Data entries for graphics
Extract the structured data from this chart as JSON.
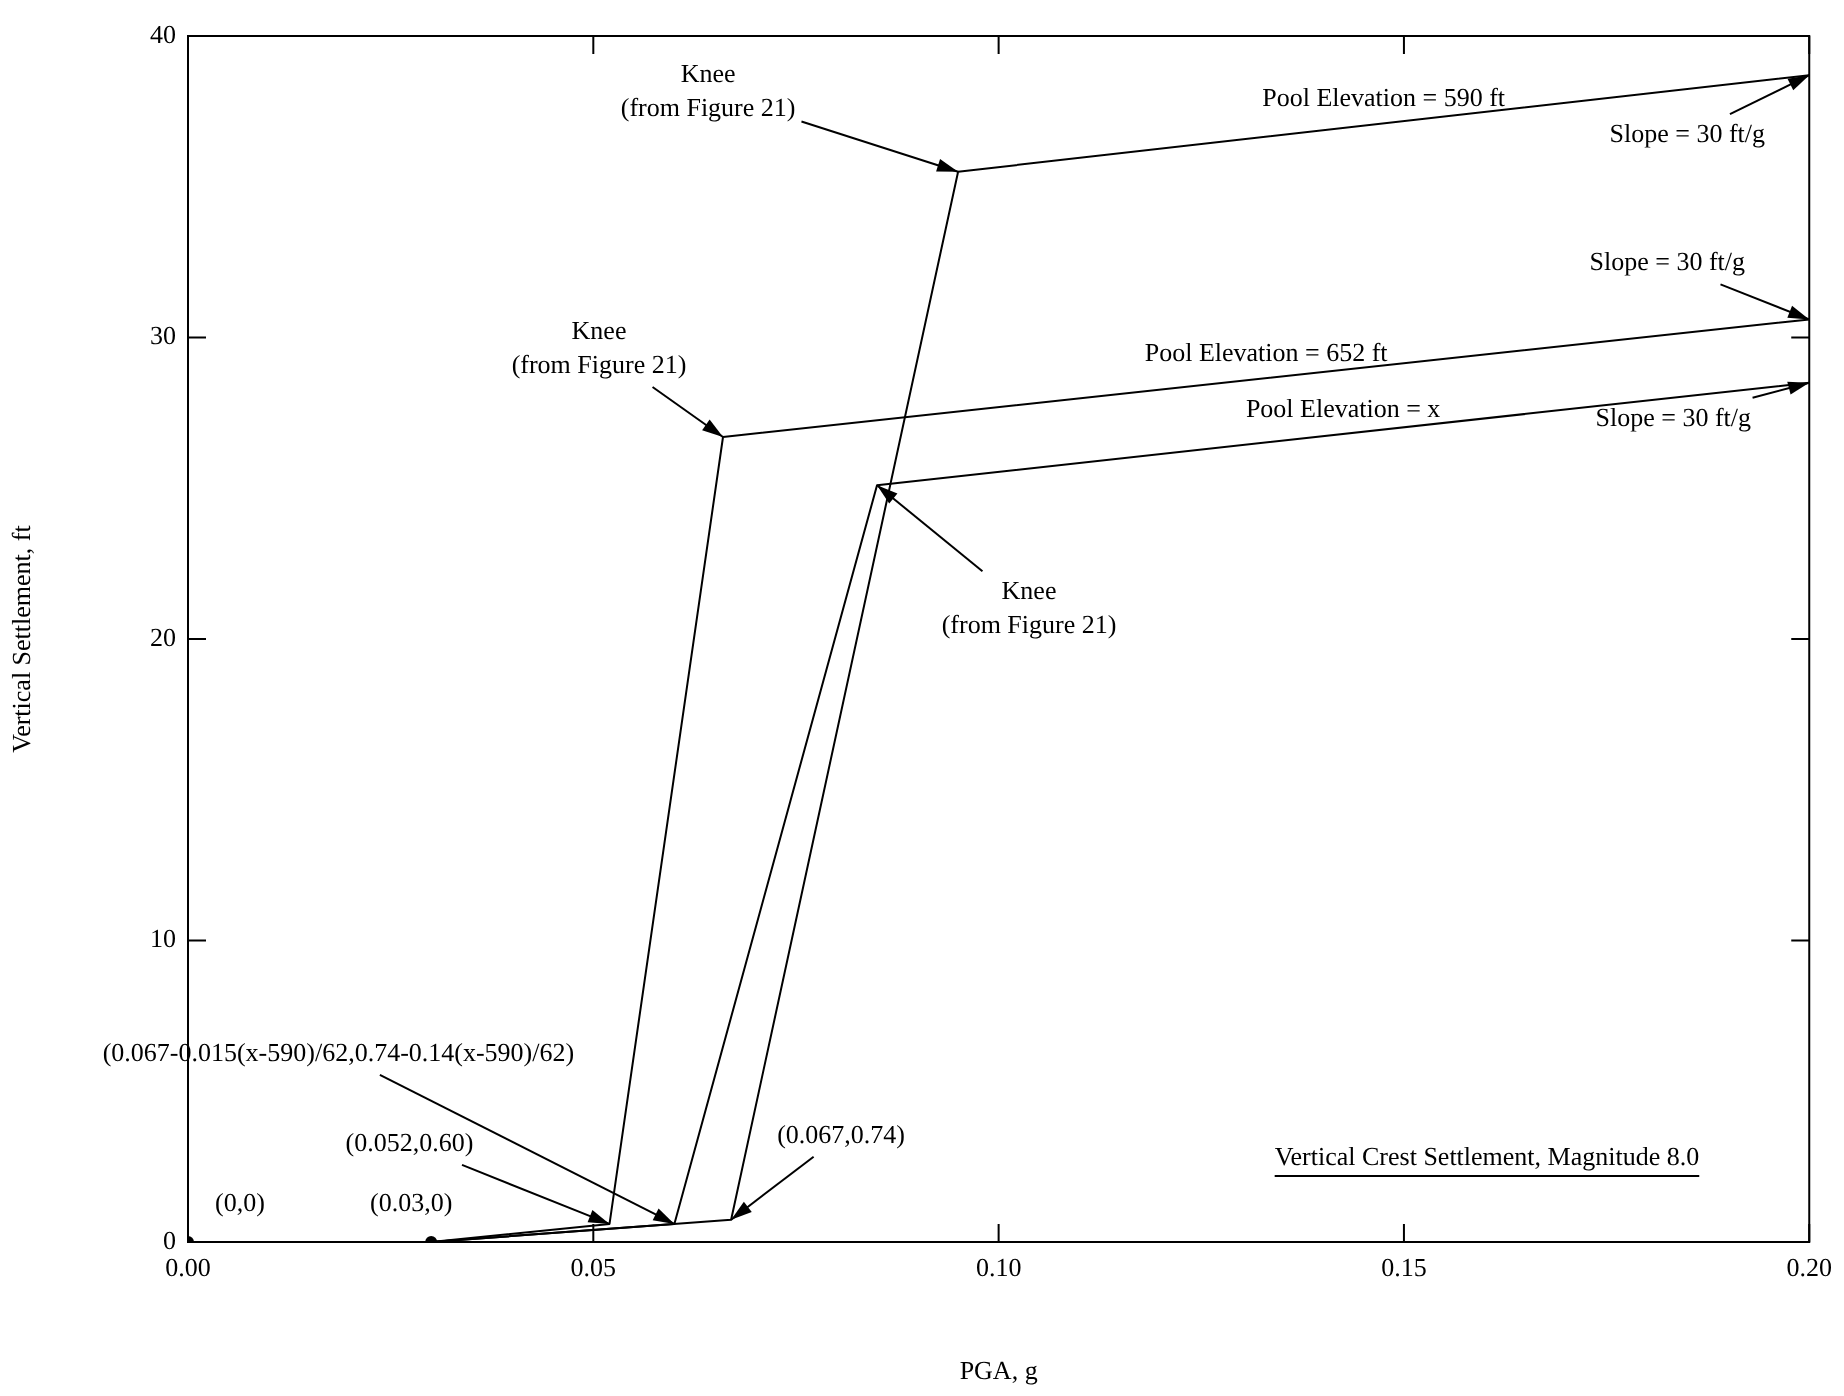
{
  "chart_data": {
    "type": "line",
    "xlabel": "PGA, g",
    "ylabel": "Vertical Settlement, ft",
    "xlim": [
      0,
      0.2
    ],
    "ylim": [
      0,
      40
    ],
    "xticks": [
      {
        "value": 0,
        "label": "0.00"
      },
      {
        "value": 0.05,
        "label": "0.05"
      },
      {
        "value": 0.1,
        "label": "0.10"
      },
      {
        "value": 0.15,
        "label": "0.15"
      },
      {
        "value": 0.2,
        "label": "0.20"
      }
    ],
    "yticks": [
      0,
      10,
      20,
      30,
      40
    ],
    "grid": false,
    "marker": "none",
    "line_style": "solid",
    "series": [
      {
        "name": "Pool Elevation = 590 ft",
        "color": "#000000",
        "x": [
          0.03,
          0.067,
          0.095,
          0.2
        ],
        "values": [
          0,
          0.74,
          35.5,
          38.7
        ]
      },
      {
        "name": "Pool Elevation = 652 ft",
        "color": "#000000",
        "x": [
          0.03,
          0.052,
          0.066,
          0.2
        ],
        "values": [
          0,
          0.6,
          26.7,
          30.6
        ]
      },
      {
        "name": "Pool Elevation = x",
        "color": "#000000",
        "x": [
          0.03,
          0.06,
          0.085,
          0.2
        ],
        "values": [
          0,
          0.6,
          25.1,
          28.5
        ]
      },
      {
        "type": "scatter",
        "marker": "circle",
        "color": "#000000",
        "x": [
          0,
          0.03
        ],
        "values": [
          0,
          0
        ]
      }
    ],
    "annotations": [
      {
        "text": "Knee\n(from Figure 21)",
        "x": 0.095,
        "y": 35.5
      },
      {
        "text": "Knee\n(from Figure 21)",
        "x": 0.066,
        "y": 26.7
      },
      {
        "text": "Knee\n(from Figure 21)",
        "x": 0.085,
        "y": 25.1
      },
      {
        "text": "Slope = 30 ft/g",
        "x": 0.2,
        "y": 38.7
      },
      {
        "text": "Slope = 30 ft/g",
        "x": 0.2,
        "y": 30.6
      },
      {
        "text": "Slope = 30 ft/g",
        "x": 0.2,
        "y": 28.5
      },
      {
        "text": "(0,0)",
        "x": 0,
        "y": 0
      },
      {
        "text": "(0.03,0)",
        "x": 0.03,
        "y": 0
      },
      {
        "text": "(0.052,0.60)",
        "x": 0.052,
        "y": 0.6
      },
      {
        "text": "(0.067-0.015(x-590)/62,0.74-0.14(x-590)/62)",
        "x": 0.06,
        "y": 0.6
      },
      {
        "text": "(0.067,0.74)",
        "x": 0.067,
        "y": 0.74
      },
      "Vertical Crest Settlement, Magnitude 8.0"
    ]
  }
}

**Exercise task**
Reproduce every line of the material precisely, omitting its pictures.

**Correct response**
Extract the structured data from this chart as JSON.
{
  "chart_data": {
    "type": "line",
    "xlabel": "PGA, g",
    "ylabel": "Vertical Settlement, ft",
    "xlim": [
      0,
      0.2
    ],
    "ylim": [
      0,
      40
    ],
    "xticks": [
      {
        "value": 0,
        "label": "0.00"
      },
      {
        "value": 0.05,
        "label": "0.05"
      },
      {
        "value": 0.1,
        "label": "0.10"
      },
      {
        "value": 0.15,
        "label": "0.15"
      },
      {
        "value": 0.2,
        "label": "0.20"
      }
    ],
    "yticks": [
      0,
      10,
      20,
      30,
      40
    ],
    "grid": false,
    "marker": "none",
    "line_style": "solid",
    "series": [
      {
        "name": "Pool Elevation = 590 ft",
        "color": "#000000",
        "x": [
          0.03,
          0.067,
          0.095,
          0.2
        ],
        "values": [
          0,
          0.74,
          35.5,
          38.7
        ]
      },
      {
        "name": "Pool Elevation = 652 ft",
        "color": "#000000",
        "x": [
          0.03,
          0.052,
          0.066,
          0.2
        ],
        "values": [
          0,
          0.6,
          26.7,
          30.6
        ]
      },
      {
        "name": "Pool Elevation = x",
        "color": "#000000",
        "x": [
          0.03,
          0.06,
          0.085,
          0.2
        ],
        "values": [
          0,
          0.6,
          25.1,
          28.5
        ]
      },
      {
        "type": "scatter",
        "marker": "circle",
        "color": "#000000",
        "x": [
          0,
          0.03
        ],
        "values": [
          0,
          0
        ]
      }
    ],
    "annotations": [
      {
        "text": "Knee\n(from Figure 21)",
        "x": 0.095,
        "y": 35.5
      },
      {
        "text": "Knee\n(from Figure 21)",
        "x": 0.066,
        "y": 26.7
      },
      {
        "text": "Knee\n(from Figure 21)",
        "x": 0.085,
        "y": 25.1
      },
      {
        "text": "Slope = 30 ft/g",
        "x": 0.2,
        "y": 38.7
      },
      {
        "text": "Slope = 30 ft/g",
        "x": 0.2,
        "y": 30.6
      },
      {
        "text": "Slope = 30 ft/g",
        "x": 0.2,
        "y": 28.5
      },
      {
        "text": "(0,0)",
        "x": 0,
        "y": 0
      },
      {
        "text": "(0.03,0)",
        "x": 0.03,
        "y": 0
      },
      {
        "text": "(0.052,0.60)",
        "x": 0.052,
        "y": 0.6
      },
      {
        "text": "(0.067-0.015(x-590)/62,0.74-0.14(x-590)/62)",
        "x": 0.06,
        "y": 0.6
      },
      {
        "text": "(0.067,0.74)",
        "x": 0.067,
        "y": 0.74
      },
      "Vertical Crest Settlement, Magnitude 8.0"
    ]
  }
}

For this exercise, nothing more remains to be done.